··· GIVEN DATA
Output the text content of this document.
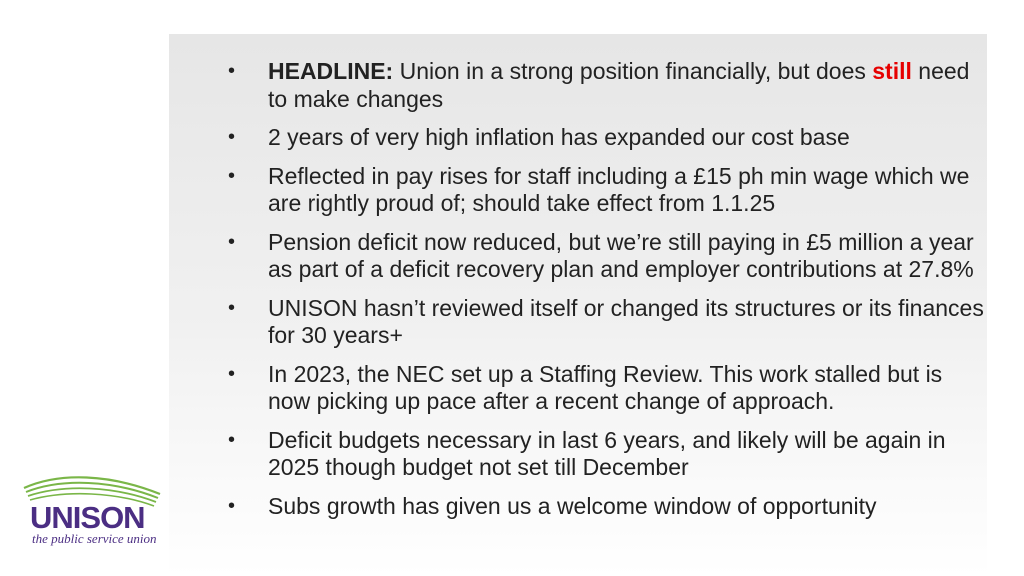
• HEADLINE: Union in a strong position financially, but does still need to make changes
• 2 years of very high inflation has expanded our cost base
• Reflected in pay rises for staff including a £15 ph min wage which we are rightly proud of; should take effect from 1.1.25
• Pension deficit now reduced, but we’re still paying in £5 million a year as part of a deficit recovery plan and employer contributions at 27.8%
• UNISON hasn’t reviewed itself or changed its structures or its finances for 30 years+
• In 2023, the NEC set up a Staffing Review. This work stalled but is now picking up pace after a recent change of approach.
• Deficit budgets necessary in last 6 years, and likely will be again in 2025 though budget not set till December
• Subs growth has given us a welcome window of opportunity
UNISON
the public service union
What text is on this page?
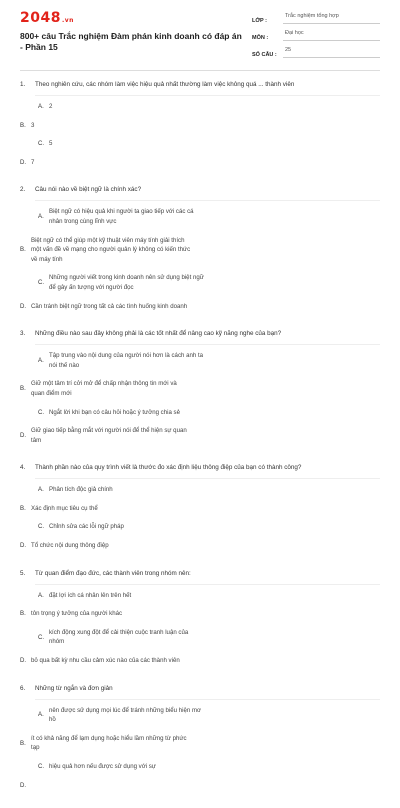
2048.vn
800+ câu Trắc nghiệm Đàm phán kinh doanh có đáp án - Phần 15
LỚP :
Trắc nghiệm tổng hợp
MÔN :
Đại học
SỐ CÂU :
25
1.	Theo nghiên cứu, các nhóm làm việc hiệu quả nhất thường làm việc không quá ... thành viên
A. 2
B. 3
C. 5
D. 7
2.	Câu nói nào về biệt ngữ là chính xác?
A.
Biệt ngữ có hiệu quả khi người ta giao tiếp với các cá nhân trong cùng lĩnh vực
B.
Biệt ngữ có thể giúp một kỹ thuật viên máy tính giải thích một vấn đề về mạng cho người quản lý không có kiến thức về máy tính
C.
Những người viết trong kinh doanh nên sử dụng biệt ngữ để gây ấn tượng với người đọc
D. Cần tránh biệt ngữ trong tất cả các tình huống kinh doanh
3.	Những điều nào sau đây không phải là các tốt nhất để nâng cao kỹ năng nghe của bạn?
A.
Tập trung vào nội dung của người nói hơn là cách anh ta nói thế nào
B.
Giữ một tâm trí cởi mở để chấp nhận thông tin mới và quan điểm mới
C. Ngắt lời khi bạn có câu hỏi hoặc ý tưởng chia sẻ
D.
Giữ giao tiếp bằng mắt với người nói để thể hiện sự quan tâm
4.	Thành phần nào của quy trình viết là thước đo xác định liệu thông điệp của bạn có thành công?
A. Phân tích độc giả chính
B. Xác định mục tiêu cụ thể
C. Chỉnh sửa các lỗi ngữ pháp
D. Tổ chức nội dung thông điệp
5.	Từ quan điểm đạo đức, các thành viên trong nhóm nên:
A. đặt lợi ích cá nhân lên trên hết
B. tôn trọng ý tưởng của người khác
C.
kích động xung đột để cải thiện cuộc tranh luận của nhóm
D. bỏ qua bất kỳ nhu cầu cảm xúc nào của các thành viên
6.	Những từ ngắn và đơn giản
A.
nên được sử dụng mọi lúc để tránh những biểu hiện mơ hồ
B.
ít có khả năng để lạm dụng hoặc hiểu lầm những từ phức tạp
C. hiệu quả hơn nếu được sử dụng với sự
D.
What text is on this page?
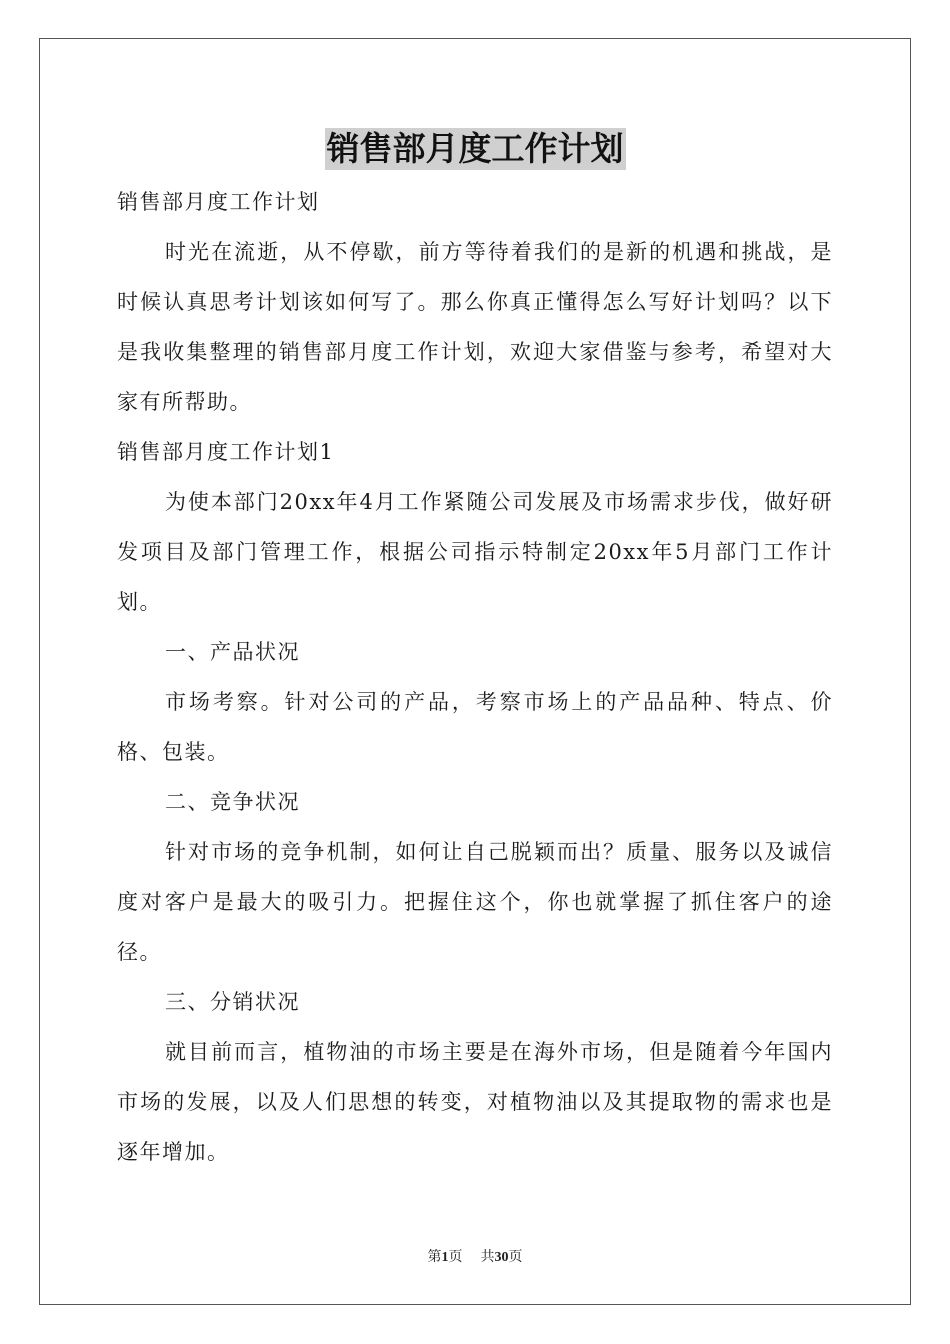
销售部月度工作计划

销售部月度工作计划

时光在流逝，从不停歇，前方等待着我们的是新的机遇和挑战，是时候认真思考计划该如何写了。那么你真正懂得怎么写好计划吗？以下是我收集整理的销售部月度工作计划，欢迎大家借鉴与参考，希望对大家有所帮助。

销售部月度工作计划1

为使本部门20xx年4月工作紧随公司发展及市场需求步伐，做好研发项目及部门管理工作，根据公司指示特制定20xx年5月部门工作计划。

一、产品状况

市场考察。针对公司的产品，考察市场上的产品品种、特点、价格、包装。

二、竞争状况

针对市场的竞争机制，如何让自己脱颖而出？质量、服务以及诚信度对客户是最大的吸引力。把握住这个，你也就掌握了抓住客户的途径。

三、分销状况

就目前而言，植物油的市场主要是在海外市场，但是随着今年国内市场的发展，以及人们思想的转变，对植物油以及其提取物的需求也是逐年增加。

第1页 共30页
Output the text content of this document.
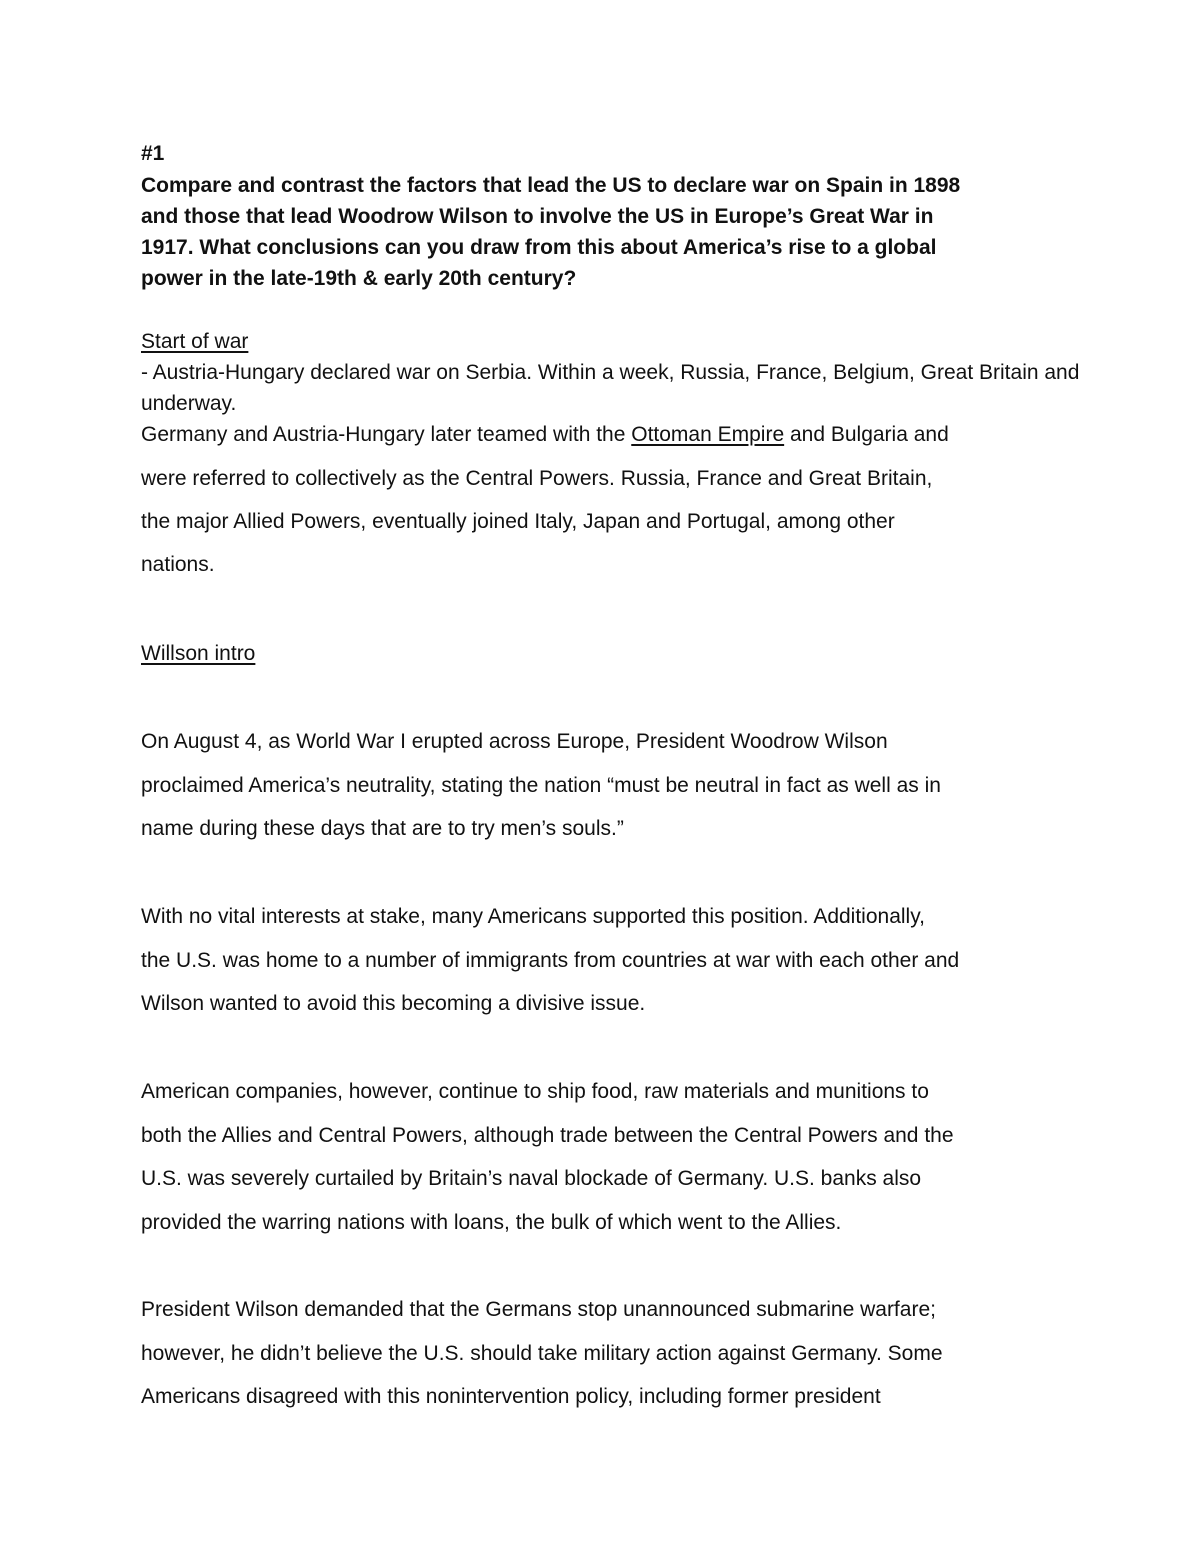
#1
Compare and contrast the factors that lead the US to declare war on Spain in 1898
and those that lead Woodrow Wilson to involve the US in Europe’s Great War in
1917. What conclusions can you draw from this about America’s rise to a global
power in the late-19th & early 20th century?
Start of war
- Austria-Hungary declared war on Serbia. Within a week, Russia, France, Belgium, Great Britain and
underway.
Germany and Austria-Hungary later teamed with the Ottoman Empire and Bulgaria and
were referred to collectively as the Central Powers. Russia, France and Great Britain,
the major Allied Powers, eventually joined Italy, Japan and Portugal, among other
nations.
Willson intro
On August 4, as World War I erupted across Europe, President Woodrow Wilson
proclaimed America’s neutrality, stating the nation “must be neutral in fact as well as in
name during these days that are to try men’s souls.”
With no vital interests at stake, many Americans supported this position. Additionally,
the U.S. was home to a number of immigrants from countries at war with each other and
Wilson wanted to avoid this becoming a divisive issue.
American companies, however, continue to ship food, raw materials and munitions to
both the Allies and Central Powers, although trade between the Central Powers and the
U.S. was severely curtailed by Britain’s naval blockade of Germany. U.S. banks also
provided the warring nations with loans, the bulk of which went to the Allies.
President Wilson demanded that the Germans stop unannounced submarine warfare;
however, he didn’t believe the U.S. should take military action against Germany. Some
Americans disagreed with this nonintervention policy, including former president
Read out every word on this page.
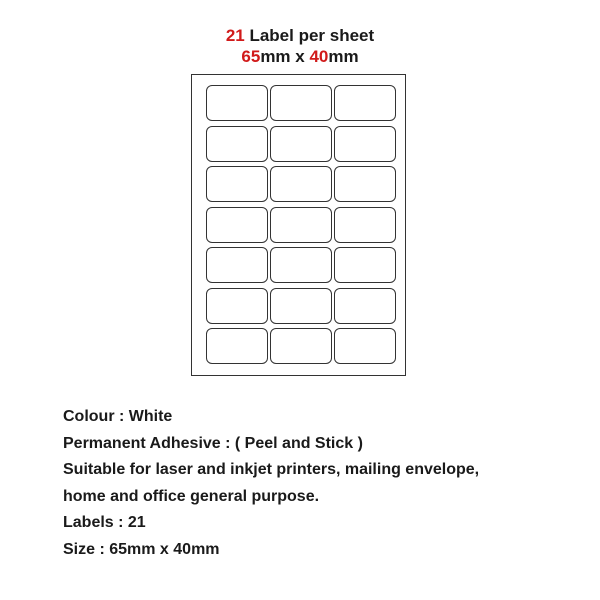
21 Label per sheet
65mm x 40mm
Colour : White
Permanent Adhesive : ( Peel and Stick )
Suitable for laser and inkjet printers, mailing envelope,
home and office general purpose.
Labels : 21
Size : 65mm x 40mm
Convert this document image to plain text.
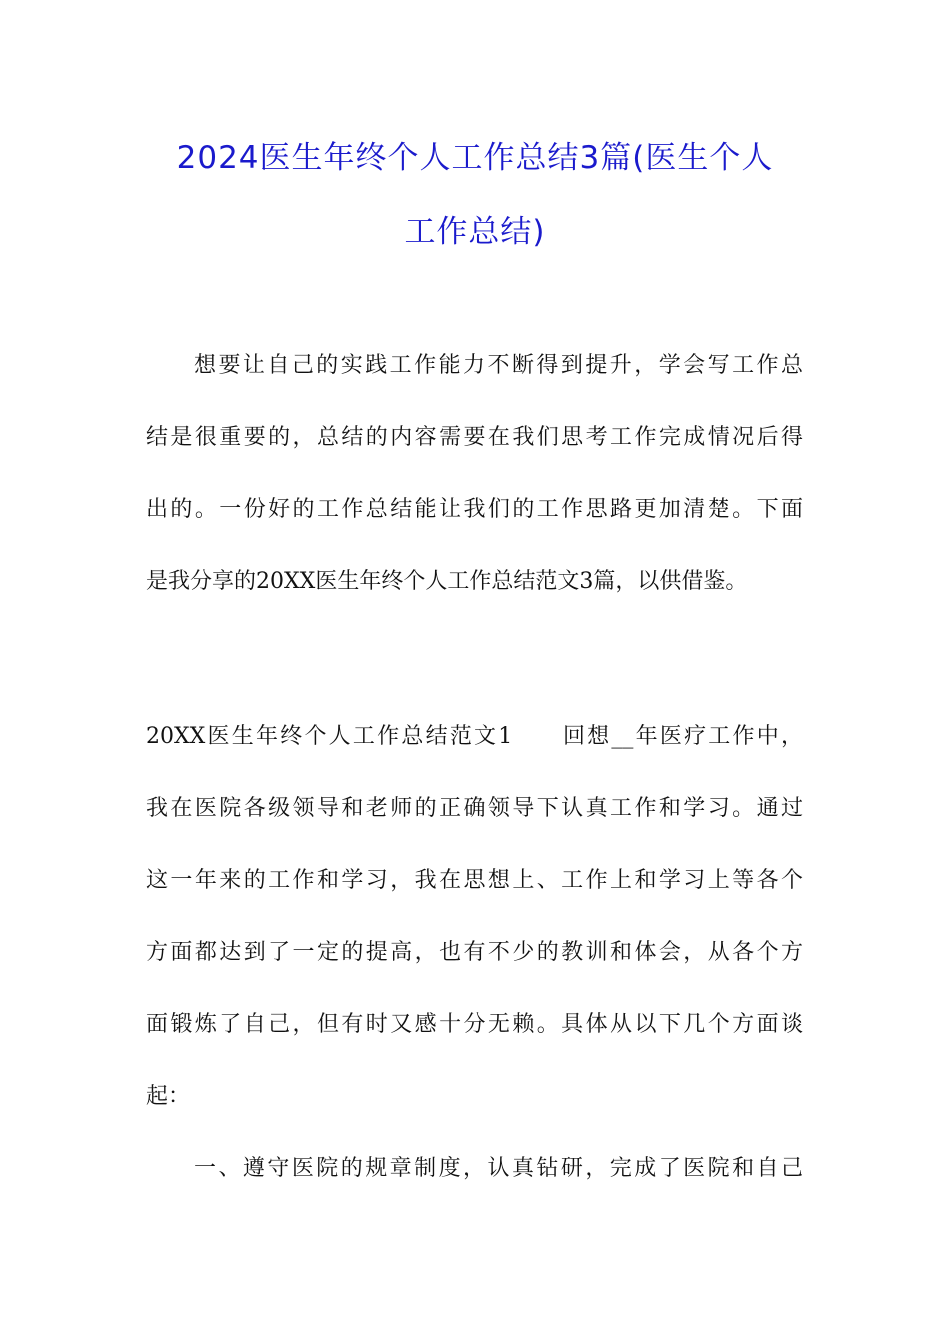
2024医生年终个人工作总结3篇(医生个人
工作总结)
想要让自己的实践工作能力不断得到提升，学会写工作总
结是很重要的，总结的内容需要在我们思考工作完成情况后得
出的。一份好的工作总结能让我们的工作思路更加清楚。下面
是我分享的20XX医生年终个人工作总结范文3篇，以供借鉴。
20XX医生年终个人工作总结范文1　　回想__年医疗工作中，
我在医院各级领导和老师的正确领导下认真工作和学习。通过
这一年来的工作和学习，我在思想上、工作上和学习上等各个
方面都达到了一定的提高，也有不少的教训和体会，从各个方
面锻炼了自己，但有时又感十分无赖。具体从以下几个方面谈
起：
一、遵守医院的规章制度，认真钻研，完成了医院和自己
······
**WHAT IS ASKED**
Repeat each entry exactly as it appears; skip any picture.

**FINISHED EXERCISE**
Output the text content of this document.
• HEADLINE: Union in a strong position financially, but does still need to make changes
• 2 years of very high inflation has expanded our cost base
• Reflected in pay rises for staff including a £15 ph min wage which we are rightly proud of; should take effect from 1.1.25
• Pension deficit now reduced, but we’re still paying in £5 million a year as part of a deficit recovery plan and employer contributions at 27.8%
• UNISON hasn’t reviewed itself or changed its structures or its finances for 30 years+
• In 2023, the NEC set up a Staffing Review. This work stalled but is now picking up pace after a recent change of approach.
• Deficit budgets necessary in last 6 years, and likely will be again in 2025 though budget not set till December
• Subs growth has given us a welcome window of opportunity
UNISON
the public service union
What text is on this page?
2048.vn
800+ câu Trắc nghiệm Đàm phán kinh doanh có đáp án - Phần 15
LỚP :
Trắc nghiệm tổng hợp
MÔN :
Đại học
SỐ CÂU :
25
1.	Theo nghiên cứu, các nhóm làm việc hiệu quả nhất thường làm việc không quá ... thành viên
A. 2
B. 3
C. 5
D. 7
2.	Câu nói nào về biệt ngữ là chính xác?
A.
Biệt ngữ có hiệu quả khi người ta giao tiếp với các cá nhân trong cùng lĩnh vực
B.
Biệt ngữ có thể giúp một kỹ thuật viên máy tính giải thích một vấn đề về mạng cho người quản lý không có kiến thức về máy tính
C.
Những người viết trong kinh doanh nên sử dụng biệt ngữ để gây ấn tượng với người đọc
D. Cần tránh biệt ngữ trong tất cả các tình huống kinh doanh
3.	Những điều nào sau đây không phải là các tốt nhất để nâng cao kỹ năng nghe của bạn?
A.
Tập trung vào nội dung của người nói hơn là cách anh ta nói thế nào
B.
Giữ một tâm trí cởi mở để chấp nhận thông tin mới và quan điểm mới
C. Ngắt lời khi bạn có câu hỏi hoặc ý tưởng chia sẻ
D.
Giữ giao tiếp bằng mắt với người nói để thể hiện sự quan tâm
4.	Thành phần nào của quy trình viết là thước đo xác định liệu thông điệp của bạn có thành công?
A. Phân tích độc giả chính
B. Xác định mục tiêu cụ thể
C. Chỉnh sửa các lỗi ngữ pháp
D. Tổ chức nội dung thông điệp
5.	Từ quan điểm đạo đức, các thành viên trong nhóm nên:
A. đặt lợi ích cá nhân lên trên hết
B. tôn trọng ý tưởng của người khác
C.
kích động xung đột để cải thiện cuộc tranh luận của nhóm
D. bỏ qua bất kỳ nhu cầu cảm xúc nào của các thành viên
6.	Những từ ngắn và đơn giản
A.
nên được sử dụng mọi lúc để tránh những biểu hiện mơ hồ
B.
ít có khả năng để lạm dụng hoặc hiểu lầm những từ phức tạp
C. hiệu quả hơn nếu được sử dụng với sự
D.
What text is on this page?
销售部月度工作计划

销售部月度工作计划

时光在流逝，从不停歇，前方等待着我们的是新的机遇和挑战，是时候认真思考计划该如何写了。那么你真正懂得怎么写好计划吗？以下是我收集整理的销售部月度工作计划，欢迎大家借鉴与参考，希望对大家有所帮助。

销售部月度工作计划1

为使本部门20xx年4月工作紧随公司发展及市场需求步伐，做好研发项目及部门管理工作，根据公司指示特制定20xx年5月部门工作计划。

一、产品状况

市场考察。针对公司的产品，考察市场上的产品品种、特点、价格、包装。

二、竞争状况

针对市场的竞争机制，如何让自己脱颖而出？质量、服务以及诚信度对客户是最大的吸引力。把握住这个，你也就掌握了抓住客户的途径。

三、分销状况

就目前而言，植物油的市场主要是在海外市场，但是随着今年国内市场的发展，以及人们思想的转变，对植物油以及其提取物的需求也是逐年增加。

第1页 共30页
Output the text content of this document.
#1
Compare and contrast the factors that lead the US to declare war on Spain in 1898
and those that lead Woodrow Wilson to involve the US in Europe’s Great War in
1917. What conclusions can you draw from this about America’s rise to a global
power in the late-19th & early 20th century?
Start of war
- Austria-Hungary declared war on Serbia. Within a week, Russia, France, Belgium, Great Britain and
underway.
Germany and Austria-Hungary later teamed with the Ottoman Empire and Bulgaria and
were referred to collectively as the Central Powers. Russia, France and Great Britain,
the major Allied Powers, eventually joined Italy, Japan and Portugal, among other
nations.
Willson intro
On August 4, as World War I erupted across Europe, President Woodrow Wilson
proclaimed America’s neutrality, stating the nation “must be neutral in fact as well as in
name during these days that are to try men’s souls.”
With no vital interests at stake, many Americans supported this position. Additionally,
the U.S. was home to a number of immigrants from countries at war with each other and
Wilson wanted to avoid this becoming a divisive issue.
American companies, however, continue to ship food, raw materials and munitions to
both the Allies and Central Powers, although trade between the Central Powers and the
U.S. was severely curtailed by Britain’s naval blockade of Germany. U.S. banks also
provided the warring nations with loans, the bulk of which went to the Allies.
President Wilson demanded that the Germans stop unannounced submarine warfare;
however, he didn’t believe the U.S. should take military action against Germany. Some
Americans disagreed with this nonintervention policy, including former president
Read out every word on this page.
21 Label per sheet
65mm x 40mm
Colour : White
Permanent Adhesive : ( Peel and Stick )
Suitable for laser and inkjet printers, mailing envelope,
home and office general purpose.
Labels : 21
Size : 65mm x 40mm
Convert this document image to plain text.
2024医生年终个人工作总结3篇(医生个人
工作总结)
想要让自己的实践工作能力不断得到提升，学会写工作总
结是很重要的，总结的内容需要在我们思考工作完成情况后得
出的。一份好的工作总结能让我们的工作思路更加清楚。下面
是我分享的20XX医生年终个人工作总结范文3篇，以供借鉴。
20XX医生年终个人工作总结范文1　　回想__年医疗工作中，
我在医院各级领导和老师的正确领导下认真工作和学习。通过
这一年来的工作和学习，我在思想上、工作上和学习上等各个
方面都达到了一定的提高，也有不少的教训和体会，从各个方
面锻炼了自己，但有时又感十分无赖。具体从以下几个方面谈
起：
一、遵守医院的规章制度，认真钻研，完成了医院和自己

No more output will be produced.